§ **AVAILABLE RECORDS**
________________________

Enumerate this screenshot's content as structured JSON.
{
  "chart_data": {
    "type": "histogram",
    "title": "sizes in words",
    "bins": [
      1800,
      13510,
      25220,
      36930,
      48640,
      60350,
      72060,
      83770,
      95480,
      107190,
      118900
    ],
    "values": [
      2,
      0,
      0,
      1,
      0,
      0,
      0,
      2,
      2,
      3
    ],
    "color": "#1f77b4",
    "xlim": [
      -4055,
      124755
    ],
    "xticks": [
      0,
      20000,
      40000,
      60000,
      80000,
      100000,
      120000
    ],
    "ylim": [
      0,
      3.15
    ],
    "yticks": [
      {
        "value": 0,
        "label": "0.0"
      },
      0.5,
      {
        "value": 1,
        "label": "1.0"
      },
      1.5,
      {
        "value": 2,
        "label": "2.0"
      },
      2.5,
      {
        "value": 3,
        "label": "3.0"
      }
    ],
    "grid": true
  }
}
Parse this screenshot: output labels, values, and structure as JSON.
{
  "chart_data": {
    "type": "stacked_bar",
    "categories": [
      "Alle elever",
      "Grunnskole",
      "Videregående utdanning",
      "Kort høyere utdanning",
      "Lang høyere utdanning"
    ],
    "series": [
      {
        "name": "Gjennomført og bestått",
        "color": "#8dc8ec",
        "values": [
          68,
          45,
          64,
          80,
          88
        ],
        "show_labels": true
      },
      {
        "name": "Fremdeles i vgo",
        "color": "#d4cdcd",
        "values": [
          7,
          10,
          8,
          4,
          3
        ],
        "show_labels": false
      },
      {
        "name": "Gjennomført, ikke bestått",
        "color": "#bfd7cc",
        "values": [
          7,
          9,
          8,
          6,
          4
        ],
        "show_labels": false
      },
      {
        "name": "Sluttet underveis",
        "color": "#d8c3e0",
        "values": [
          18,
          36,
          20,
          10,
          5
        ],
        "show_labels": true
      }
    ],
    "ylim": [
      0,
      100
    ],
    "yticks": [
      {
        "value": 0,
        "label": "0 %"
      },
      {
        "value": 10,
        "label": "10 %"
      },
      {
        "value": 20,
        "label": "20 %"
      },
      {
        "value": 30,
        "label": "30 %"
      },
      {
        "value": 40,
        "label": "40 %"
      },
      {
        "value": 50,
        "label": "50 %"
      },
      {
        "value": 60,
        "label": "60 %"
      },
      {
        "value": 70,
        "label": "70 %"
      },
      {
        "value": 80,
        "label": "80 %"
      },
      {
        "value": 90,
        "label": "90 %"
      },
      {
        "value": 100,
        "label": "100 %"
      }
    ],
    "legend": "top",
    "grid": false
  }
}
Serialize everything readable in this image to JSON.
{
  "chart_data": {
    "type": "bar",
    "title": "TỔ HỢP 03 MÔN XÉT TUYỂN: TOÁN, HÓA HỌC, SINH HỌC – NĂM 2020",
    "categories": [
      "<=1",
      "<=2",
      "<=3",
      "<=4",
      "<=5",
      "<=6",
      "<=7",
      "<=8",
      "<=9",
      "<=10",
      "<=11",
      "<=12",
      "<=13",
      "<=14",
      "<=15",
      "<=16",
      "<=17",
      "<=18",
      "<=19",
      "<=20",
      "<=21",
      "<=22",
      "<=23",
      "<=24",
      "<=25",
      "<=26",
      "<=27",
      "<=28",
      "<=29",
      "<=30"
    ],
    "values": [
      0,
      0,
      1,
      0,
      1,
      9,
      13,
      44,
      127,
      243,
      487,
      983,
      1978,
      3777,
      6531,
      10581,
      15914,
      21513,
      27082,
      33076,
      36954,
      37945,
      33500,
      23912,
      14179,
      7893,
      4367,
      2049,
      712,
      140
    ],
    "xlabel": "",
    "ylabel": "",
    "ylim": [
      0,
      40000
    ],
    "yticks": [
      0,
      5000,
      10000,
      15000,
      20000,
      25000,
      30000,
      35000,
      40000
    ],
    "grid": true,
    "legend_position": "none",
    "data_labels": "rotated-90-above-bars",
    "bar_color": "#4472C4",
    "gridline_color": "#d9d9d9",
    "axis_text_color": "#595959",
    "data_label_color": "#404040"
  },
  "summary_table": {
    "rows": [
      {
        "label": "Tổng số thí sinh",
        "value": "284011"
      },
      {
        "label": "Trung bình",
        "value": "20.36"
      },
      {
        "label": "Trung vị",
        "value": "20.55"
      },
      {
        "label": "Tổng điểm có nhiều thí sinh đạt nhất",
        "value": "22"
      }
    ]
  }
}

________________________

§ **WHAT THE TASK REQUIRES**
Write out every entry word for word.

§ **FINISHED ANSWER**
Enumerate this screenshot's content as structured JSON.
{
  "chart_data": {
    "type": "histogram",
    "title": "sizes in words",
    "bins": [
      1800,
      13510,
      25220,
      36930,
      48640,
      60350,
      72060,
      83770,
      95480,
      107190,
      118900
    ],
    "values": [
      2,
      0,
      0,
      1,
      0,
      0,
      0,
      2,
      2,
      3
    ],
    "color": "#1f77b4",
    "xlim": [
      -4055,
      124755
    ],
    "xticks": [
      0,
      20000,
      40000,
      60000,
      80000,
      100000,
      120000
    ],
    "ylim": [
      0,
      3.15
    ],
    "yticks": [
      {
        "value": 0,
        "label": "0.0"
      },
      0.5,
      {
        "value": 1,
        "label": "1.0"
      },
      1.5,
      {
        "value": 2,
        "label": "2.0"
      },
      2.5,
      {
        "value": 3,
        "label": "3.0"
      }
    ],
    "grid": true
  }
}
Parse this screenshot: output labels, values, and structure as JSON.
{
  "chart_data": {
    "type": "stacked_bar",
    "categories": [
      "Alle elever",
      "Grunnskole",
      "Videregående utdanning",
      "Kort høyere utdanning",
      "Lang høyere utdanning"
    ],
    "series": [
      {
        "name": "Gjennomført og bestått",
        "color": "#8dc8ec",
        "values": [
          68,
          45,
          64,
          80,
          88
        ],
        "show_labels": true
      },
      {
        "name": "Fremdeles i vgo",
        "color": "#d4cdcd",
        "values": [
          7,
          10,
          8,
          4,
          3
        ],
        "show_labels": false
      },
      {
        "name": "Gjennomført, ikke bestått",
        "color": "#bfd7cc",
        "values": [
          7,
          9,
          8,
          6,
          4
        ],
        "show_labels": false
      },
      {
        "name": "Sluttet underveis",
        "color": "#d8c3e0",
        "values": [
          18,
          36,
          20,
          10,
          5
        ],
        "show_labels": true
      }
    ],
    "ylim": [
      0,
      100
    ],
    "yticks": [
      {
        "value": 0,
        "label": "0 %"
      },
      {
        "value": 10,
        "label": "10 %"
      },
      {
        "value": 20,
        "label": "20 %"
      },
      {
        "value": 30,
        "label": "30 %"
      },
      {
        "value": 40,
        "label": "40 %"
      },
      {
        "value": 50,
        "label": "50 %"
      },
      {
        "value": 60,
        "label": "60 %"
      },
      {
        "value": 70,
        "label": "70 %"
      },
      {
        "value": 80,
        "label": "80 %"
      },
      {
        "value": 90,
        "label": "90 %"
      },
      {
        "value": 100,
        "label": "100 %"
      }
    ],
    "legend": "top",
    "grid": false
  }
}
Serialize everything readable in this image to JSON.
{
  "chart_data": {
    "type": "bar",
    "title": "TỔ HỢP 03 MÔN XÉT TUYỂN: TOÁN, HÓA HỌC, SINH HỌC – NĂM 2020",
    "categories": [
      "<=1",
      "<=2",
      "<=3",
      "<=4",
      "<=5",
      "<=6",
      "<=7",
      "<=8",
      "<=9",
      "<=10",
      "<=11",
      "<=12",
      "<=13",
      "<=14",
      "<=15",
      "<=16",
      "<=17",
      "<=18",
      "<=19",
      "<=20",
      "<=21",
      "<=22",
      "<=23",
      "<=24",
      "<=25",
      "<=26",
      "<=27",
      "<=28",
      "<=29",
      "<=30"
    ],
    "values": [
      0,
      0,
      1,
      0,
      1,
      9,
      13,
      44,
      127,
      243,
      487,
      983,
      1978,
      3777,
      6531,
      10581,
      15914,
      21513,
      27082,
      33076,
      36954,
      37945,
      33500,
      23912,
      14179,
      7893,
      4367,
      2049,
      712,
      140
    ],
    "xlabel": "",
    "ylabel": "",
    "ylim": [
      0,
      40000
    ],
    "yticks": [
      0,
      5000,
      10000,
      15000,
      20000,
      25000,
      30000,
      35000,
      40000
    ],
    "grid": true,
    "legend_position": "none",
    "data_labels": "rotated-90-above-bars",
    "bar_color": "#4472C4",
    "gridline_color": "#d9d9d9",
    "axis_text_color": "#595959",
    "data_label_color": "#404040"
  },
  "summary_table": {
    "rows": [
      {
        "label": "Tổng số thí sinh",
        "value": "284011"
      },
      {
        "label": "Trung bình",
        "value": "20.36"
      },
      {
        "label": "Trung vị",
        "value": "20.55"
      },
      {
        "label": "Tổng điểm có nhiều thí sinh đạt nhất",
        "value": "22"
      }
    ]
  }
}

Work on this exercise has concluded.